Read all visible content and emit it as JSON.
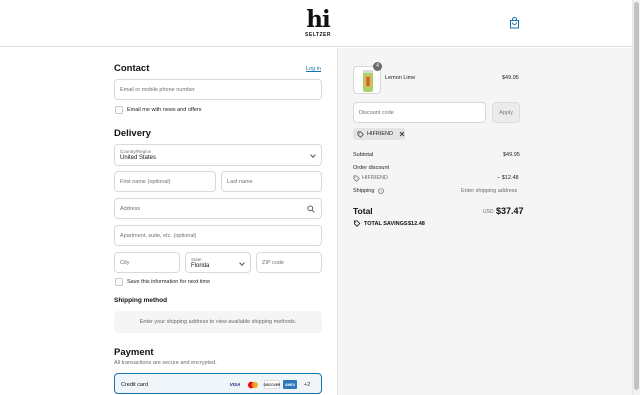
{
  "header": {
    "logo_text": "hi",
    "logo_sub": "SELTZER",
    "cart_icon": "shopping-bag-icon"
  },
  "contact": {
    "title": "Contact",
    "login_link": "Log in",
    "email_placeholder": "Email or mobile phone number",
    "newsletter_label": "Email me with news and offers"
  },
  "delivery": {
    "title": "Delivery",
    "country_label": "Country/Region",
    "country_value": "United States",
    "first_name_placeholder": "First name (optional)",
    "last_name_placeholder": "Last name",
    "address_placeholder": "Address",
    "apartment_placeholder": "Apartment, suite, etc. (optional)",
    "city_placeholder": "City",
    "state_label": "State",
    "state_value": "Florida",
    "zip_placeholder": "ZIP code",
    "save_info_label": "Save this information for next time"
  },
  "shipping": {
    "title": "Shipping method",
    "message": "Enter your shipping address to view available shipping methods."
  },
  "payment": {
    "title": "Payment",
    "note": "All transactions are secure and encrypted.",
    "method_label": "Credit card",
    "cards": [
      "VISA",
      "MC",
      "DISCOVER",
      "AMEX"
    ],
    "more_cards": "+2"
  },
  "summary": {
    "item": {
      "name": "Lemon Lime",
      "quantity": "4",
      "price": "$49.95"
    },
    "discount_placeholder": "Discount code",
    "apply_label": "Apply",
    "applied_code": "HIFRIEND",
    "subtotal_label": "Subtotal",
    "subtotal_value": "$49.95",
    "order_discount_label": "Order discount",
    "discount_code": "HIFRIEND",
    "discount_value": "− $12.48",
    "shipping_label": "Shipping",
    "shipping_value": "Enter shipping address",
    "total_label": "Total",
    "total_currency": "USD",
    "total_value": "$37.47",
    "savings_label": "TOTAL SAVINGS",
    "savings_value": "$12.48"
  },
  "colors": {
    "link": "#1773b0",
    "summary_bg": "#f5f5f5"
  }
}
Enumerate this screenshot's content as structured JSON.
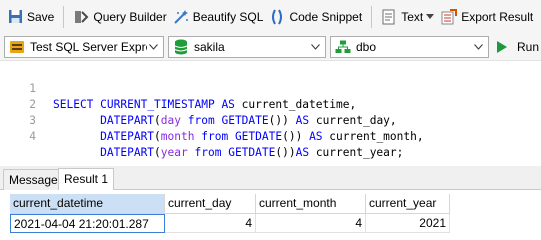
{
  "toolbar": {
    "save_label": "Save",
    "query_builder_label": "Query Builder",
    "beautify_label": "Beautify SQL",
    "code_snippet_label": "Code Snippet",
    "text_label": "Text",
    "export_label": "Export Result"
  },
  "connection": {
    "server": "Test SQL Server Expres",
    "database": "sakila",
    "schema": "dbo",
    "run_label": "Run"
  },
  "editor": {
    "lines": [
      {
        "number": "1"
      },
      {
        "number": "2"
      },
      {
        "number": "3"
      },
      {
        "number": "4"
      }
    ]
  },
  "tabs": {
    "message": "Message",
    "result": "Result 1"
  },
  "grid": {
    "columns": [
      "current_datetime",
      "current_day",
      "current_month",
      "current_year"
    ],
    "rows": [
      [
        "2021-04-04 21:20:01.287",
        "4",
        "4",
        "2021"
      ]
    ]
  },
  "colors": {
    "keyword": "#0000ff",
    "datepart": "#8a2be2",
    "run_green": "#1a9a3c",
    "header_selected": "#cce0f5"
  },
  "icons": [
    "save-icon",
    "query-builder-icon",
    "beautify-icon",
    "code-snippet-icon",
    "text-icon",
    "export-icon",
    "server-icon",
    "database-icon",
    "schema-icon",
    "run-icon"
  ]
}
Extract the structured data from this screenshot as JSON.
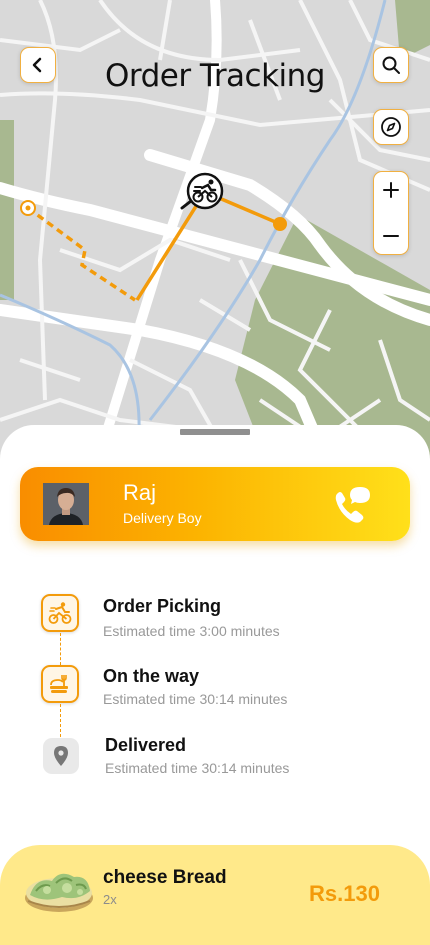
{
  "header": {
    "title": "Order Tracking"
  },
  "map": {
    "controls": [
      "back-icon",
      "search-icon",
      "compass-icon",
      "zoom-in-icon",
      "zoom-out-icon"
    ]
  },
  "driver": {
    "name": "Raj",
    "role": "Delivery Boy",
    "action_icon": "phone-chat-icon"
  },
  "status_steps": [
    {
      "title": "Order Picking",
      "subtitle": "Estimated time 3:00 minutes",
      "icon": "bicycle-icon",
      "state": "completed"
    },
    {
      "title": "On the way",
      "subtitle": "Estimated time 30:14 minutes",
      "icon": "food-icon",
      "state": "completed"
    },
    {
      "title": "Delivered",
      "subtitle": "Estimated time 30:14 minutes",
      "icon": "location-pin-icon",
      "state": "pending"
    }
  ],
  "order": {
    "item": "cheese Bread",
    "quantity": "2x",
    "price": "Rs.130"
  },
  "colors": {
    "accent": "#f39b0b",
    "map_block": "#d9d9d9",
    "map_park": "#a8b890",
    "order_bg": "#ffe98a"
  }
}
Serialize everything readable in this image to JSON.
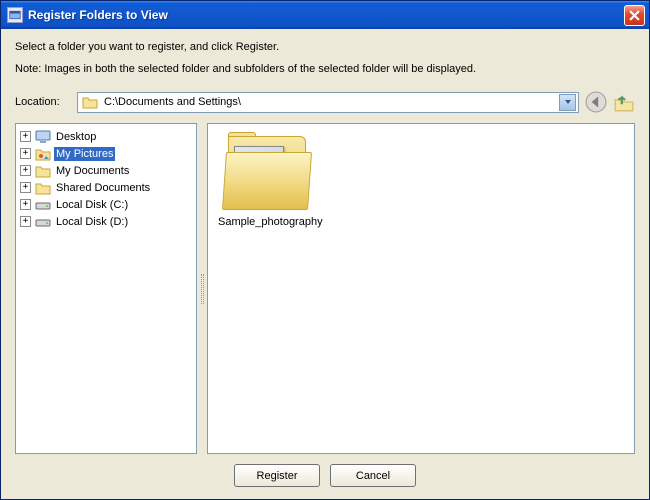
{
  "window": {
    "title": "Register Folders to View"
  },
  "text": {
    "instruction": "Select a folder you want to register, and click Register.",
    "note": "Note: Images in both the selected folder and subfolders of the selected folder will be displayed.",
    "location_label": "Location:"
  },
  "location": {
    "path": "C:\\Documents and Settings\\"
  },
  "tree": {
    "items": [
      {
        "label": "Desktop",
        "icon": "desktop",
        "expandable": true,
        "selected": false
      },
      {
        "label": "My Pictures",
        "icon": "pictures",
        "expandable": true,
        "selected": true
      },
      {
        "label": "My Documents",
        "icon": "folder",
        "expandable": true,
        "selected": false
      },
      {
        "label": "Shared Documents",
        "icon": "folder",
        "expandable": true,
        "selected": false
      },
      {
        "label": "Local Disk (C:)",
        "icon": "drive",
        "expandable": true,
        "selected": false
      },
      {
        "label": "Local Disk (D:)",
        "icon": "drive",
        "expandable": true,
        "selected": false
      }
    ]
  },
  "view": {
    "items": [
      {
        "label": "Sample_photography",
        "type": "folder-with-thumb"
      }
    ]
  },
  "buttons": {
    "register": "Register",
    "cancel": "Cancel"
  },
  "icons": {
    "plus": "+"
  }
}
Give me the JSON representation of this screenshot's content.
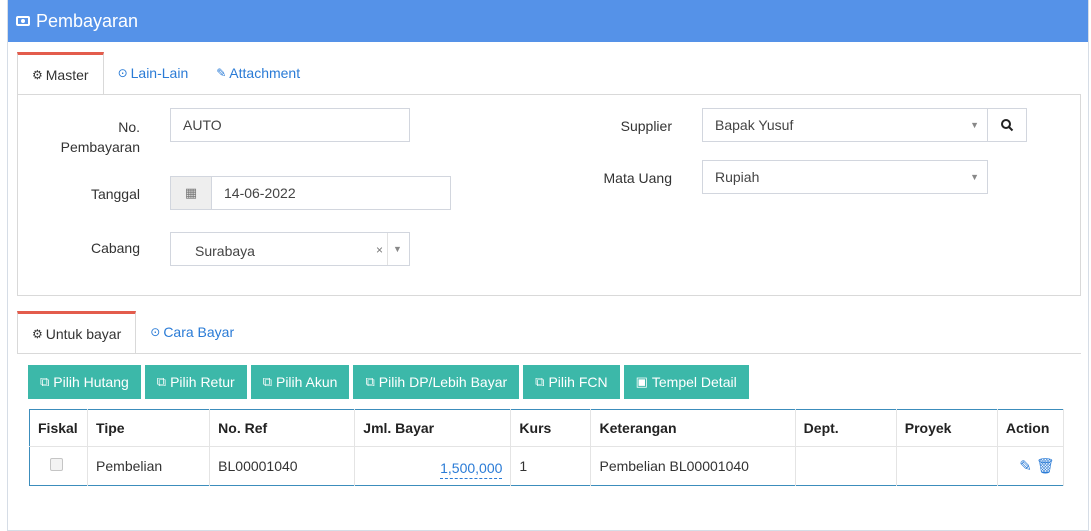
{
  "header": {
    "title": "Pembayaran",
    "icon": "money-icon"
  },
  "top_tabs": [
    {
      "label": "Master",
      "icon": "cogs-icon",
      "active": true
    },
    {
      "label": "Lain-Lain",
      "icon": "check-circle-icon",
      "active": false
    },
    {
      "label": "Attachment",
      "icon": "paperclip-icon",
      "active": false
    }
  ],
  "form": {
    "no_pembayaran_label_1": "No.",
    "no_pembayaran_label_2": "Pembayaran",
    "no_pembayaran_value": "AUTO",
    "tanggal_label": "Tanggal",
    "tanggal_value": "14-06-2022",
    "cabang_label": "Cabang",
    "cabang_value": "Surabaya",
    "supplier_label": "Supplier",
    "supplier_value": "Bapak Yusuf",
    "mata_uang_label": "Mata Uang",
    "mata_uang_value": "Rupiah"
  },
  "bottom_tabs": [
    {
      "label": "Untuk bayar",
      "icon": "cogs-icon",
      "active": true
    },
    {
      "label": "Cara Bayar",
      "icon": "check-circle-icon",
      "active": false
    }
  ],
  "toolbar": [
    "Pilih Hutang",
    "Pilih Retur",
    "Pilih Akun",
    "Pilih DP/Lebih Bayar",
    "Pilih FCN",
    "Tempel Detail"
  ],
  "table": {
    "headers": [
      "Fiskal",
      "Tipe",
      "No. Ref",
      "Jml. Bayar",
      "Kurs",
      "Keterangan",
      "Dept.",
      "Proyek",
      "Action"
    ],
    "rows": [
      {
        "fiskal": false,
        "tipe": "Pembelian",
        "no_ref": "BL00001040",
        "jml_bayar": "1,500,000",
        "kurs": "1",
        "keterangan": "Pembelian BL00001040",
        "dept": "",
        "proyek": ""
      }
    ]
  },
  "colors": {
    "header": "#5592e8",
    "button": "#3cb8a9",
    "link": "#2a7bd6",
    "tab_accent": "#e35c4c"
  }
}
++++++++++
» What to do:
Copy the records exactly as they appear, excluding images.

» Expected answer:
Read all visible content and emit it as JSON.
{
  "header": {
    "logo_text": "hi",
    "logo_sub": "SELTZER",
    "cart_icon": "shopping-bag-icon"
  },
  "contact": {
    "title": "Contact",
    "login_link": "Log in",
    "email_placeholder": "Email or mobile phone number",
    "newsletter_label": "Email me with news and offers"
  },
  "delivery": {
    "title": "Delivery",
    "country_label": "Country/Region",
    "country_value": "United States",
    "first_name_placeholder": "First name (optional)",
    "last_name_placeholder": "Last name",
    "address_placeholder": "Address",
    "apartment_placeholder": "Apartment, suite, etc. (optional)",
    "city_placeholder": "City",
    "state_label": "State",
    "state_value": "Florida",
    "zip_placeholder": "ZIP code",
    "save_info_label": "Save this information for next time"
  },
  "shipping": {
    "title": "Shipping method",
    "message": "Enter your shipping address to view available shipping methods."
  },
  "payment": {
    "title": "Payment",
    "note": "All transactions are secure and encrypted.",
    "method_label": "Credit card",
    "cards": [
      "VISA",
      "MC",
      "DISCOVER",
      "AMEX"
    ],
    "more_cards": "+2"
  },
  "summary": {
    "item": {
      "name": "Lemon Lime",
      "quantity": "4",
      "price": "$49.95"
    },
    "discount_placeholder": "Discount code",
    "apply_label": "Apply",
    "applied_code": "HIFRIEND",
    "subtotal_label": "Subtotal",
    "subtotal_value": "$49.95",
    "order_discount_label": "Order discount",
    "discount_code": "HIFRIEND",
    "discount_value": "− $12.48",
    "shipping_label": "Shipping",
    "shipping_value": "Enter shipping address",
    "total_label": "Total",
    "total_currency": "USD",
    "total_value": "$37.47",
    "savings_label": "TOTAL SAVINGS",
    "savings_value": "$12.48"
  },
  "colors": {
    "link": "#1773b0",
    "summary_bg": "#f5f5f5"
  }
}
Enumerate this screenshot's content as structured JSON.
{
  "toolbar": {
    "save_label": "Save",
    "query_builder_label": "Query Builder",
    "beautify_label": "Beautify SQL",
    "code_snippet_label": "Code Snippet",
    "text_label": "Text",
    "export_label": "Export Result"
  },
  "connection": {
    "server": "Test SQL Server Expres",
    "database": "sakila",
    "schema": "dbo",
    "run_label": "Run"
  },
  "editor": {
    "lines": [
      {
        "number": "1"
      },
      {
        "number": "2"
      },
      {
        "number": "3"
      },
      {
        "number": "4"
      }
    ]
  },
  "tabs": {
    "message": "Message",
    "result": "Result 1"
  },
  "grid": {
    "columns": [
      "current_datetime",
      "current_day",
      "current_month",
      "current_year"
    ],
    "rows": [
      [
        "2021-04-04 21:20:01.287",
        "4",
        "4",
        "2021"
      ]
    ]
  },
  "colors": {
    "keyword": "#0000ff",
    "datepart": "#8a2be2",
    "run_green": "#1a9a3c",
    "header_selected": "#cce0f5"
  },
  "icons": [
    "save-icon",
    "query-builder-icon",
    "beautify-icon",
    "code-snippet-icon",
    "text-icon",
    "export-icon",
    "server-icon",
    "database-icon",
    "schema-icon",
    "run-icon"
  ]
}
Extract the structured data from this screenshot as JSON.
{
  "header": {
    "title": "Order Tracking"
  },
  "map": {
    "controls": [
      "back-icon",
      "search-icon",
      "compass-icon",
      "zoom-in-icon",
      "zoom-out-icon"
    ]
  },
  "driver": {
    "name": "Raj",
    "role": "Delivery Boy",
    "action_icon": "phone-chat-icon"
  },
  "status_steps": [
    {
      "title": "Order Picking",
      "subtitle": "Estimated time 3:00 minutes",
      "icon": "bicycle-icon",
      "state": "completed"
    },
    {
      "title": "On the way",
      "subtitle": "Estimated time 30:14 minutes",
      "icon": "food-icon",
      "state": "completed"
    },
    {
      "title": "Delivered",
      "subtitle": "Estimated time 30:14 minutes",
      "icon": "location-pin-icon",
      "state": "pending"
    }
  ],
  "order": {
    "item": "cheese Bread",
    "quantity": "2x",
    "price": "Rs.130"
  },
  "colors": {
    "accent": "#f39b0b",
    "map_block": "#d9d9d9",
    "map_park": "#a8b890",
    "order_bg": "#ffe98a"
  }
}
Serialize everything readable in this image to JSON.
{
  "window": {
    "title": "Register Folders to View"
  },
  "text": {
    "instruction": "Select a folder you want to register, and click Register.",
    "note": "Note: Images in both the selected folder and subfolders of the selected folder will be displayed.",
    "location_label": "Location:"
  },
  "location": {
    "path": "C:\\Documents and Settings\\"
  },
  "tree": {
    "items": [
      {
        "label": "Desktop",
        "icon": "desktop",
        "expandable": true,
        "selected": false
      },
      {
        "label": "My Pictures",
        "icon": "pictures",
        "expandable": true,
        "selected": true
      },
      {
        "label": "My Documents",
        "icon": "folder",
        "expandable": true,
        "selected": false
      },
      {
        "label": "Shared Documents",
        "icon": "folder",
        "expandable": true,
        "selected": false
      },
      {
        "label": "Local Disk (C:)",
        "icon": "drive",
        "expandable": true,
        "selected": false
      },
      {
        "label": "Local Disk (D:)",
        "icon": "drive",
        "expandable": true,
        "selected": false
      }
    ]
  },
  "view": {
    "items": [
      {
        "label": "Sample_photography",
        "type": "folder-with-thumb"
      }
    ]
  },
  "buttons": {
    "register": "Register",
    "cancel": "Cancel"
  },
  "icons": {
    "plus": "+"
  }
}
Give me the JSON representation of this screenshot's content.
{
  "header": {
    "title": "Pembayaran",
    "icon": "money-icon"
  },
  "top_tabs": [
    {
      "label": "Master",
      "icon": "cogs-icon",
      "active": true
    },
    {
      "label": "Lain-Lain",
      "icon": "check-circle-icon",
      "active": false
    },
    {
      "label": "Attachment",
      "icon": "paperclip-icon",
      "active": false
    }
  ],
  "form": {
    "no_pembayaran_label_1": "No.",
    "no_pembayaran_label_2": "Pembayaran",
    "no_pembayaran_value": "AUTO",
    "tanggal_label": "Tanggal",
    "tanggal_value": "14-06-2022",
    "cabang_label": "Cabang",
    "cabang_value": "Surabaya",
    "supplier_label": "Supplier",
    "supplier_value": "Bapak Yusuf",
    "mata_uang_label": "Mata Uang",
    "mata_uang_value": "Rupiah"
  },
  "bottom_tabs": [
    {
      "label": "Untuk bayar",
      "icon": "cogs-icon",
      "active": true
    },
    {
      "label": "Cara Bayar",
      "icon": "check-circle-icon",
      "active": false
    }
  ],
  "toolbar": [
    "Pilih Hutang",
    "Pilih Retur",
    "Pilih Akun",
    "Pilih DP/Lebih Bayar",
    "Pilih FCN",
    "Tempel Detail"
  ],
  "table": {
    "headers": [
      "Fiskal",
      "Tipe",
      "No. Ref",
      "Jml. Bayar",
      "Kurs",
      "Keterangan",
      "Dept.",
      "Proyek",
      "Action"
    ],
    "rows": [
      {
        "fiskal": false,
        "tipe": "Pembelian",
        "no_ref": "BL00001040",
        "jml_bayar": "1,500,000",
        "kurs": "1",
        "keterangan": "Pembelian BL00001040",
        "dept": "",
        "proyek": ""
      }
    ]
  },
  "colors": {
    "header": "#5592e8",
    "button": "#3cb8a9",
    "link": "#2a7bd6",
    "tab_accent": "#e35c4c"
  }
}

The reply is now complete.